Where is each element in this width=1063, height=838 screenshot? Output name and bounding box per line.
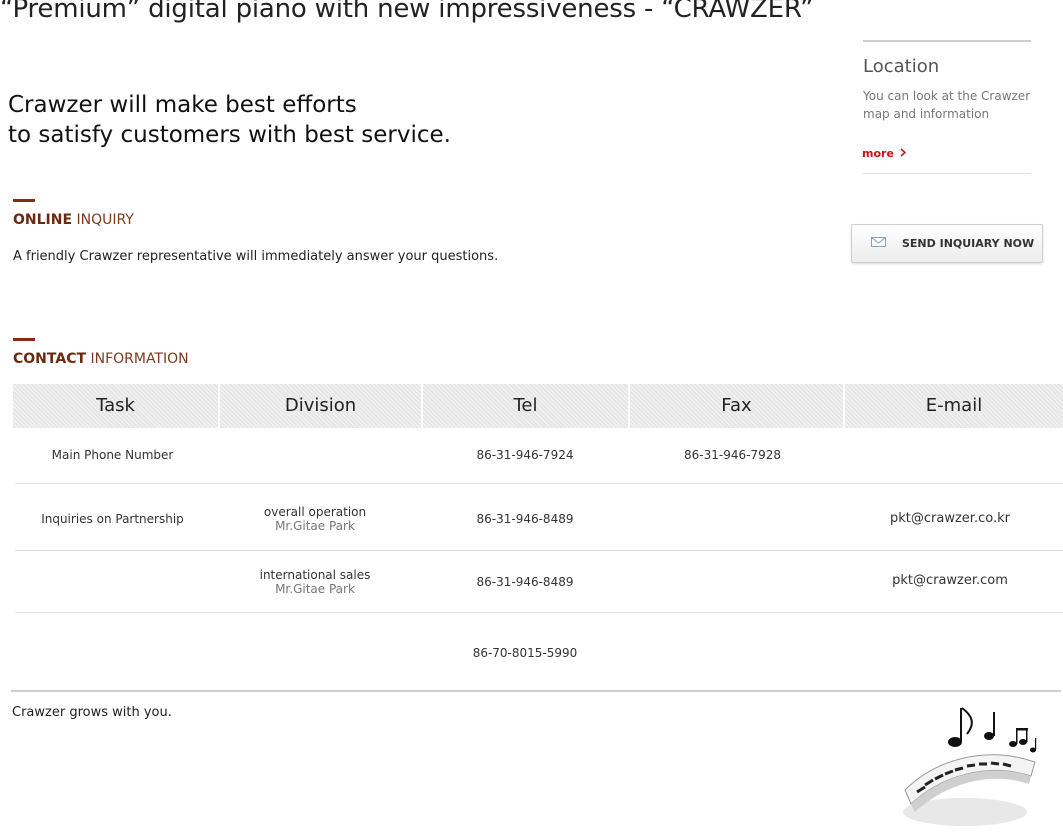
table-row: 86-70-8015-5990 [15,613,1063,690]
envelope-icon [871,237,886,247]
contact-table: Task Division Tel Fax E-mail Main Phone … [13,384,1063,690]
contact-info-bar [13,338,35,341]
location-box: Location You can look at the Crawzer map… [862,40,1031,174]
cell-tel: 86-31-946-8489 [476,575,574,589]
column-header-division: Division [220,384,423,428]
piano-keyboard-notes-icon [903,707,1037,826]
table-row: Main Phone Number 86-31-946-7924 86-31-9… [15,428,1063,484]
location-more-link[interactable]: more [862,147,906,160]
footer-divider [11,690,1061,692]
column-header-fax: Fax [630,384,845,428]
cell-division: overall operation Mr.Gitae Park [215,505,415,533]
column-header-task: Task [13,384,220,428]
column-header-tel: Tel [423,384,630,428]
cell-email[interactable]: pkt@crawzer.co.kr [850,511,1050,526]
online-inquiry-title-rest: INQUIRY [72,212,134,228]
column-header-email: E-mail [845,384,1063,428]
online-inquiry-title: ONLINE INQUIRY [13,212,134,228]
table-header: Task Division Tel Fax E-mail [13,384,1063,428]
footer-text: Crawzer grows with you. [12,705,172,720]
division-name: international sales [259,568,371,582]
lead-line-1: Crawzer will make best efforts [8,92,357,118]
table-row: Inquiries on Partnership overall operati… [15,484,1063,551]
location-title: Location [863,56,940,77]
send-inquiry-button[interactable]: SEND INQUIARY NOW [851,224,1043,263]
division-name: overall operation [263,505,367,519]
cell-tel: 86-31-946-8489 [476,512,574,526]
contact-info-title-rest: INFORMATION [86,351,189,367]
online-inquiry-description: A friendly Crawzer representative will i… [13,249,499,264]
cell-task: Inquiries on Partnership [41,512,184,526]
lead-statement: Crawzer will make best efforts to satisf… [8,90,451,150]
lead-line-2: to satisfy customers with best service. [8,122,451,148]
cell-tel: 86-70-8015-5990 [472,646,578,660]
cell-fax: 86-31-946-7928 [684,448,781,462]
chevron-right-icon [900,148,906,157]
online-inquiry-bar [13,199,35,202]
cell-tel: 86-31-946-7924 [476,448,574,462]
table-row: international sales Mr.Gitae Park 86-31-… [15,551,1063,613]
send-inquiry-label: SEND INQUIARY NOW [902,237,1035,250]
contact-info-title: CONTACT INFORMATION [13,351,189,367]
more-label: more [862,147,894,160]
location-text: You can look at the Crawzer map and info… [863,89,1031,121]
page-tagline: “Premium” digital piano with new impress… [0,0,814,24]
contact-info-title-bold: CONTACT [13,351,87,367]
division-person: Mr.Gitae Park [275,582,355,596]
division-person: Mr.Gitae Park [275,519,355,533]
online-inquiry-title-bold: ONLINE [13,212,73,228]
cell-division: international sales Mr.Gitae Park [215,568,415,596]
cell-task: Main Phone Number [51,448,174,462]
cell-email[interactable]: pkt@crawzer.com [850,573,1050,588]
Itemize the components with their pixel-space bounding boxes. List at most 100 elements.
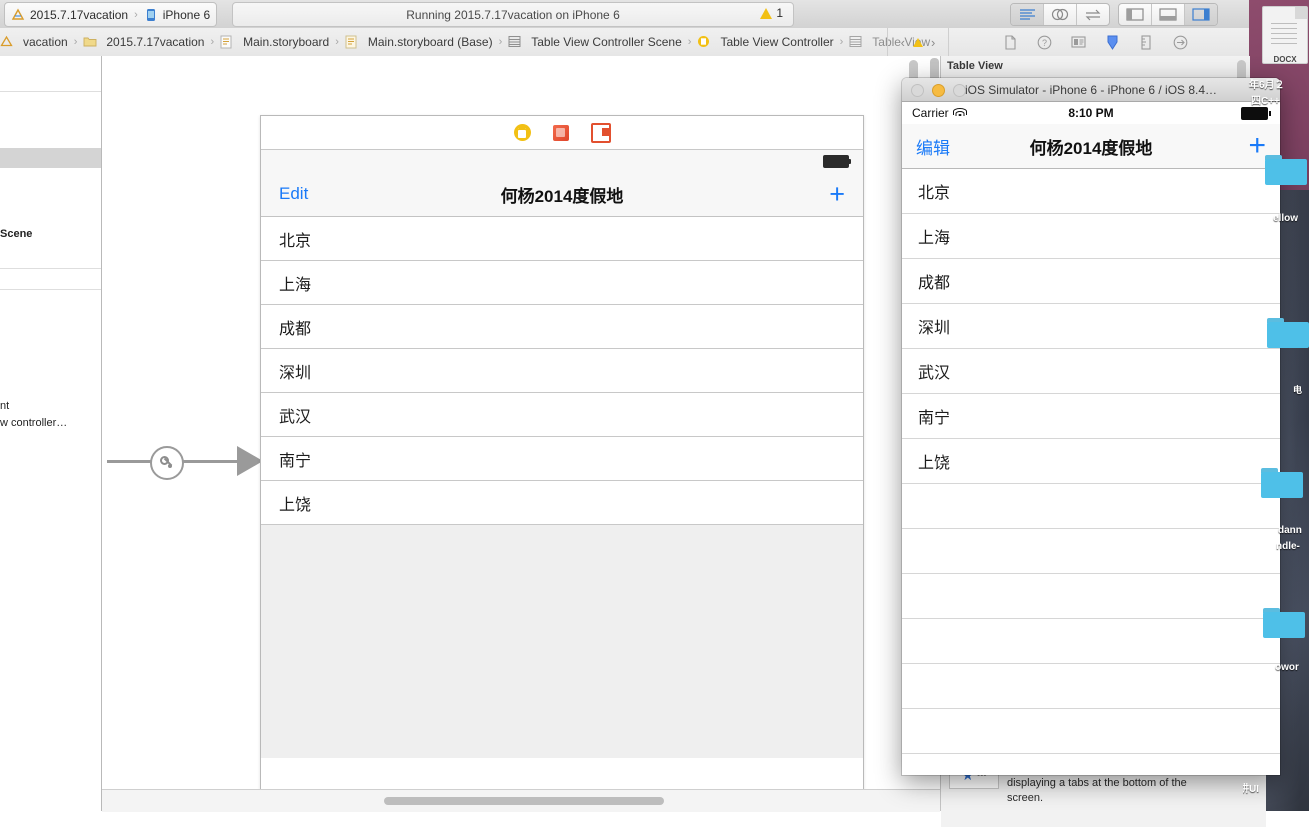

━━━━━━━━━━━━━━━━━━━━━━━━━━━━━━

## Objective
Turn the lines above into a numbered list, skipping any blank lines and leaving out the pictures.

## Response
1. Where is each element in this width=1063, height=838 screenshot? Output name and bounding box per line.
2. table-row: 86-70-8015-5990 [15,613,1063,690]
3. envelope-icon [871,237,886,247]
4. contact-table: Task Division Tel Fax E-mail Main Phone … [13,384,1063,690]
5. contact-info-bar [13,338,35,341]
6. location-box: Location You can look at the Crawzer map… [862,40,1031,174]
7. cell-tel: 86-31-946-8489 [476,575,574,589]
8. column-header-division: Division [220,384,423,428]
9. piano-keyboard-notes-icon [903,707,1037,826]
10. table-row: Main Phone Number 86-31-946-7924 86-31-9… [15,428,1063,484]
11. location-more-link[interactable]: more [862,147,906,160]
12. footer-divider [11,690,1061,692]
13. column-header-fax: Fax [630,384,845,428]
14. cell-division: overall operation Mr.Gitae Park [215,505,415,533]
15. column-header-task: Task [13,384,220,428]
16. column-header-tel: Tel [423,384,630,428]
17. cell-email[interactable]: pkt@crawzer.co.kr [850,511,1050,526]
18. online-inquiry-title-rest: INQUIRY [72,212,134,228]
19. column-header-email: E-mail [845,384,1063,428]
20. online-inquiry-title: ONLINE INQUIRY [13,212,134,228]
21. table-header: Task Division Tel Fax E-mail [13,384,1063,428]
22. footer-text: Crawzer grows with you. [12,705,172,720]
23. division-name: international sales [259,568,371,582]
24. lead-line-1: Crawzer will make best efforts [8,92,357,118]
25. table-row: Inquiries on Partnership overall operati… [15,484,1063,551]
26. location-title: Location [863,56,940,77]
27. send-inquiry-button[interactable]: SEND INQUIARY NOW [851,224,1043,263]
28. division-name: overall operation [263,505,367,519]
29. cell-tel: 86-31-946-8489 [476,512,574,526]
30. contact-info-title-rest: INFORMATION [86,351,189,367]
31. online-inquiry-description: A friendly Crawzer representative will i… [13,249,499,264]
32. cell-task: Inquiries on Partnership [41,512,184,526]
33. lead-statement: Crawzer will make best efforts to satisf… [8,90,451,150]
34. lead-line-2: to satisfy customers with best service. [8,122,451,148]
35. cell-tel: 86-70-8015-5990 [472,646,578,660]
36. cell-fax: 86-31-946-7928 [684,448,781,462]
37. chevron-right-icon [900,148,906,157]
38. online-inquiry-bar [13,199,35,202]
39. cell-tel: 86-31-946-7924 [476,448,574,462]
40. table-row: international sales Mr.Gitae Park 86-31-… [15,551,1063,613]
41. send-inquiry-label: SEND INQUIARY NOW [902,237,1035,250]
42. contact-info-title: CONTACT INFORMATION [13,351,189,367]
43. more-label: more [862,147,894,160]
44. location-text: You can look at the Crawzer map and info… [863,89,1031,121]
45. page-tagline: “Premium” digital piano with new impress… [0,0,814,24]
46. contact-info-title-bold: CONTACT [13,351,87,367]
47. division-person: Mr.Gitae Park [275,582,355,596]
48. division-person: Mr.Gitae Park [275,519,355,533]
49. online-inquiry-title-bold: ONLINE [13,212,73,228]
50. cell-division: international sales Mr.Gitae Park [215,568,415,596]
51. cell-task: Main Phone Number [51,448,174,462]
52. cell-email[interactable]: pkt@crawzer.com [850,573,1050,588]
53. Itemize the components with their pixel-space bounding boxes. List at most 100 elements.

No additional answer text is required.